Requirement: Write out the data below exactly as given, without any of its pictures.

Records supplied:
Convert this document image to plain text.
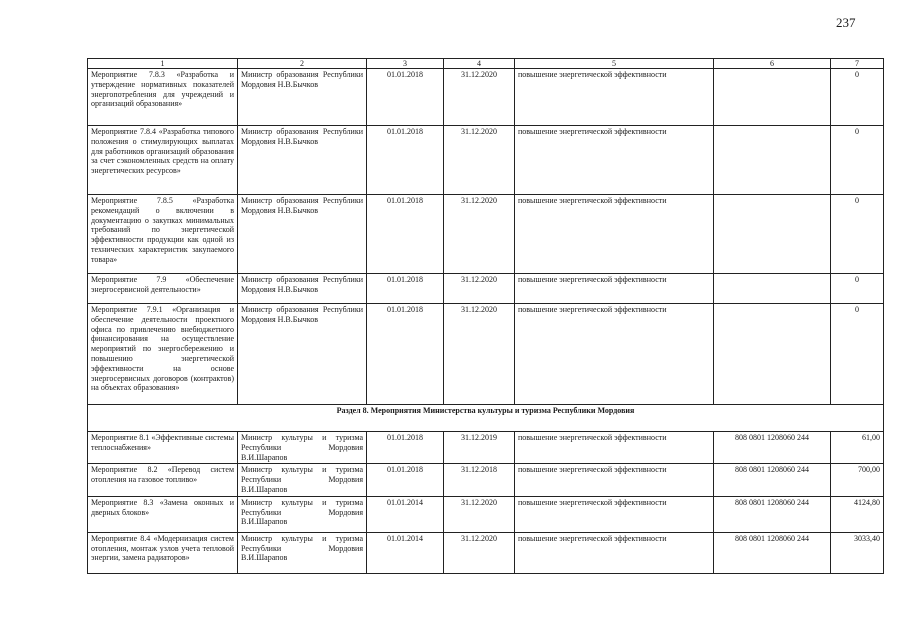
237
1	2	3	4	5	6	7
Мероприятие 7.8.3 «Разработка и утверждение нормативных показателей энергопотребления для учреждений и организаций образования»	Министр образования Республики Мордовия Н.В.Бычков	01.01.2018	31.12.2020	повышение энергетической эффективности		0
Мероприятие 7.8.4 «Разработка типового положения о стимулирующих выплатах для работников организаций образования за счет сэкономленных средств на оплату энергетических ресурсов»	Министр образования Республики Мордовия Н.В.Бычков	01.01.2018	31.12.2020	повышение энергетической эффективности		0
Мероприятие 7.8.5 «Разработка рекомендаций о включении в документацию о закупках минимальных требований по энергетической эффективности продукции как одной из технических характеристик закупаемого товара»	Министр образования Республики Мордовия Н.В.Бычков	01.01.2018	31.12.2020	повышение энергетической эффективности		0
Мероприятие 7.9 «Обеспечение энергосервисной деятельности»	Министр образования Республики Мордовия Н.В.Бычков	01.01.2018	31.12.2020	повышение энергетической эффективности		0
Мероприятие 7.9.1 «Организация и обеспечение деятельности проектного офиса по привлечению внебюджетного финансирования на осуществление мероприятий по энергосбережению и повышению энергетической эффективности на основе энергосервисных договоров (контрактов) на объектах образования»	Министр образования Республики Мордовия Н.В.Бычков	01.01.2018	31.12.2020	повышение энергетической эффективности		0
Раздел 8. Мероприятия Министерства культуры и туризма Республики Мордовия						
Мероприятие 8.1 «Эффективные системы теплоснабжения»	Министр культуры и туризма Республики Мордовия В.И.Шарапов	01.01.2018	31.12.2019	повышение энергетической эффективности	808 0801 1208060 244	61,00
Мероприятие 8.2 «Перевод систем отопления на газовое топливо»	Министр культуры и туризма Республики Мордовия В.И.Шарапов	01.01.2018	31.12.2018	повышение энергетической эффективности	808 0801 1208060 244	700,00
Мероприятие 8.3 «Замена оконных и дверных блоков»	Министр культуры и туризма Республики Мордовия В.И.Шарапов	01.01.2014	31.12.2020	повышение энергетической эффективности	808 0801 1208060 244	4124,80
Мероприятие 8.4 «Модернизация систем отопления, монтаж узлов учета тепловой энергии, замена радиаторов»	Министр культуры и туризма Республики Мордовия В.И.Шарапов	01.01.2014	31.12.2020	повышение энергетической эффективности	808 0801 1208060 244	3033,40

Answer for the task:
Convert this document image to plain text.
237
1	2	3	4	5	6	7
Мероприятие 7.8.3 «Разработка и утверждение нормативных показателей энергопотребления для учреждений и организаций образования»	Министр образования Республики Мордовия Н.В.Бычков	01.01.2018	31.12.2020	повышение энергетической эффективности		0
Мероприятие 7.8.4 «Разработка типового положения о стимулирующих выплатах для работников организаций образования за счет сэкономленных средств на оплату энергетических ресурсов»	Министр образования Республики Мордовия Н.В.Бычков	01.01.2018	31.12.2020	повышение энергетической эффективности		0
Мероприятие 7.8.5 «Разработка рекомендаций о включении в документацию о закупках минимальных требований по энергетической эффективности продукции как одной из технических характеристик закупаемого товара»	Министр образования Республики Мордовия Н.В.Бычков	01.01.2018	31.12.2020	повышение энергетической эффективности		0
Мероприятие 7.9 «Обеспечение энергосервисной деятельности»	Министр образования Республики Мордовия Н.В.Бычков	01.01.2018	31.12.2020	повышение энергетической эффективности		0
Мероприятие 7.9.1 «Организация и обеспечение деятельности проектного офиса по привлечению внебюджетного финансирования на осуществление мероприятий по энергосбережению и повышению энергетической эффективности на основе энергосервисных договоров (контрактов) на объектах образования»	Министр образования Республики Мордовия Н.В.Бычков	01.01.2018	31.12.2020	повышение энергетической эффективности		0
Раздел 8. Мероприятия Министерства культуры и туризма Республики Мордовия						
Мероприятие 8.1 «Эффективные системы теплоснабжения»	Министр культуры и туризма Республики Мордовия В.И.Шарапов	01.01.2018	31.12.2019	повышение энергетической эффективности	808 0801 1208060 244	61,00
Мероприятие 8.2 «Перевод систем отопления на газовое топливо»	Министр культуры и туризма Республики Мордовия В.И.Шарапов	01.01.2018	31.12.2018	повышение энергетической эффективности	808 0801 1208060 244	700,00
Мероприятие 8.3 «Замена оконных и дверных блоков»	Министр культуры и туризма Республики Мордовия В.И.Шарапов	01.01.2014	31.12.2020	повышение энергетической эффективности	808 0801 1208060 244	4124,80
Мероприятие 8.4 «Модернизация систем отопления, монтаж узлов учета тепловой энергии, замена радиаторов»	Министр культуры и туризма Республики Мордовия В.И.Шарапов	01.01.2014	31.12.2020	повышение энергетической эффективности	808 0801 1208060 244	3033,40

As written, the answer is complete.